» Recorded information:
------------------------
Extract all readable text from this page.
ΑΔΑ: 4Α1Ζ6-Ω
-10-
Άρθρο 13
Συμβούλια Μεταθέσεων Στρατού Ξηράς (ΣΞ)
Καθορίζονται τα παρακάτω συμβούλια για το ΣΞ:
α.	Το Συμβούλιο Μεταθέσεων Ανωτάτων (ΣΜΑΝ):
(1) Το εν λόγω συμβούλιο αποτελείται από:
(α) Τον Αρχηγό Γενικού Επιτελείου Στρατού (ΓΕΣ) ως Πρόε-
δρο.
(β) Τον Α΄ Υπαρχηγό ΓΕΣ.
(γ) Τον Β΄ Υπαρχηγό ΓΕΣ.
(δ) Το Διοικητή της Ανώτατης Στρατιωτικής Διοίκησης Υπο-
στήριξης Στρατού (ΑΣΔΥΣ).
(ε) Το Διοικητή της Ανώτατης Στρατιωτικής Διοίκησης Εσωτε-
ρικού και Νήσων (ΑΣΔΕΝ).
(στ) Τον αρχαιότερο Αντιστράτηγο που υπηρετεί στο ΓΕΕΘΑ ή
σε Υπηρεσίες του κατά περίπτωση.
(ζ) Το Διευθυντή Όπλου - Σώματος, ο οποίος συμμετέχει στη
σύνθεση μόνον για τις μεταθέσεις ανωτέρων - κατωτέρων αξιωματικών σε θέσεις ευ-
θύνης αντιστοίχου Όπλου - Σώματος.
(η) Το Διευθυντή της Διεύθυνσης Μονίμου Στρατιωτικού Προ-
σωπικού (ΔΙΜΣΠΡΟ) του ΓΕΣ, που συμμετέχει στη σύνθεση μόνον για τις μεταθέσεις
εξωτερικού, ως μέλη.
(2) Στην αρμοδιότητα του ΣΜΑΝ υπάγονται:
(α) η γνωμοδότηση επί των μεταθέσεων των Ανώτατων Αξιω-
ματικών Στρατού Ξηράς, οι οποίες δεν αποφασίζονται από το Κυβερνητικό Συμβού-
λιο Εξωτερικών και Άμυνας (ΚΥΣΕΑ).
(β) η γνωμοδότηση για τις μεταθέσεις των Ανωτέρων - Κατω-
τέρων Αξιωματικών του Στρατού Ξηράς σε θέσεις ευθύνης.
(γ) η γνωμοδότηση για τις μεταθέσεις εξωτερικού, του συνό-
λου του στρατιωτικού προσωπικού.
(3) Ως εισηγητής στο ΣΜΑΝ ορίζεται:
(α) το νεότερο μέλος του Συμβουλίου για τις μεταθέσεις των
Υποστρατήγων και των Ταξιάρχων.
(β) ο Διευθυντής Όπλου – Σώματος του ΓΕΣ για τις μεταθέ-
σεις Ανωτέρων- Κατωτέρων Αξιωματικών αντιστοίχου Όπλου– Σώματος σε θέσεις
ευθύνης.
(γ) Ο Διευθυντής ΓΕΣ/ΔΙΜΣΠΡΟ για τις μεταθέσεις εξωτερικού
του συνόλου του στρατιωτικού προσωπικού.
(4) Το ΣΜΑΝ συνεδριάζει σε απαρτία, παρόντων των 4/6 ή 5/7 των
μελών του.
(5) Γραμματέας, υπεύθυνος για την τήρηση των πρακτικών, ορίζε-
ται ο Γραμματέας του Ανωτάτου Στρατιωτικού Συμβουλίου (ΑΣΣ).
------------------------
» Task goal:
Restate every entry word for word.

» Final result:
Extract all readable text from this page.
ΑΔΑ: 4Α1Ζ6-Ω
-10-
Άρθρο 13
Συμβούλια Μεταθέσεων Στρατού Ξηράς (ΣΞ)
Καθορίζονται τα παρακάτω συμβούλια για το ΣΞ:
α.	Το Συμβούλιο Μεταθέσεων Ανωτάτων (ΣΜΑΝ):
(1) Το εν λόγω συμβούλιο αποτελείται από:
(α) Τον Αρχηγό Γενικού Επιτελείου Στρατού (ΓΕΣ) ως Πρόε-
δρο.
(β) Τον Α΄ Υπαρχηγό ΓΕΣ.
(γ) Τον Β΄ Υπαρχηγό ΓΕΣ.
(δ) Το Διοικητή της Ανώτατης Στρατιωτικής Διοίκησης Υπο-
στήριξης Στρατού (ΑΣΔΥΣ).
(ε) Το Διοικητή της Ανώτατης Στρατιωτικής Διοίκησης Εσωτε-
ρικού και Νήσων (ΑΣΔΕΝ).
(στ) Τον αρχαιότερο Αντιστράτηγο που υπηρετεί στο ΓΕΕΘΑ ή
σε Υπηρεσίες του κατά περίπτωση.
(ζ) Το Διευθυντή Όπλου - Σώματος, ο οποίος συμμετέχει στη
σύνθεση μόνον για τις μεταθέσεις ανωτέρων - κατωτέρων αξιωματικών σε θέσεις ευ-
θύνης αντιστοίχου Όπλου - Σώματος.
(η) Το Διευθυντή της Διεύθυνσης Μονίμου Στρατιωτικού Προ-
σωπικού (ΔΙΜΣΠΡΟ) του ΓΕΣ, που συμμετέχει στη σύνθεση μόνον για τις μεταθέσεις
εξωτερικού, ως μέλη.
(2) Στην αρμοδιότητα του ΣΜΑΝ υπάγονται:
(α) η γνωμοδότηση επί των μεταθέσεων των Ανώτατων Αξιω-
ματικών Στρατού Ξηράς, οι οποίες δεν αποφασίζονται από το Κυβερνητικό Συμβού-
λιο Εξωτερικών και Άμυνας (ΚΥΣΕΑ).
(β) η γνωμοδότηση για τις μεταθέσεις των Ανωτέρων - Κατω-
τέρων Αξιωματικών του Στρατού Ξηράς σε θέσεις ευθύνης.
(γ) η γνωμοδότηση για τις μεταθέσεις εξωτερικού, του συνό-
λου του στρατιωτικού προσωπικού.
(3) Ως εισηγητής στο ΣΜΑΝ ορίζεται:
(α) το νεότερο μέλος του Συμβουλίου για τις μεταθέσεις των
Υποστρατήγων και των Ταξιάρχων.
(β) ο Διευθυντής Όπλου – Σώματος του ΓΕΣ για τις μεταθέ-
σεις Ανωτέρων- Κατωτέρων Αξιωματικών αντιστοίχου Όπλου– Σώματος σε θέσεις
ευθύνης.
(γ) Ο Διευθυντής ΓΕΣ/ΔΙΜΣΠΡΟ για τις μεταθέσεις εξωτερικού
του συνόλου του στρατιωτικού προσωπικού.
(4) Το ΣΜΑΝ συνεδριάζει σε απαρτία, παρόντων των 4/6 ή 5/7 των
μελών του.
(5) Γραμματέας, υπεύθυνος για την τήρηση των πρακτικών, ορίζε-
ται ο Γραμματέας του Ανωτάτου Στρατιωτικού Συμβουλίου (ΑΣΣ).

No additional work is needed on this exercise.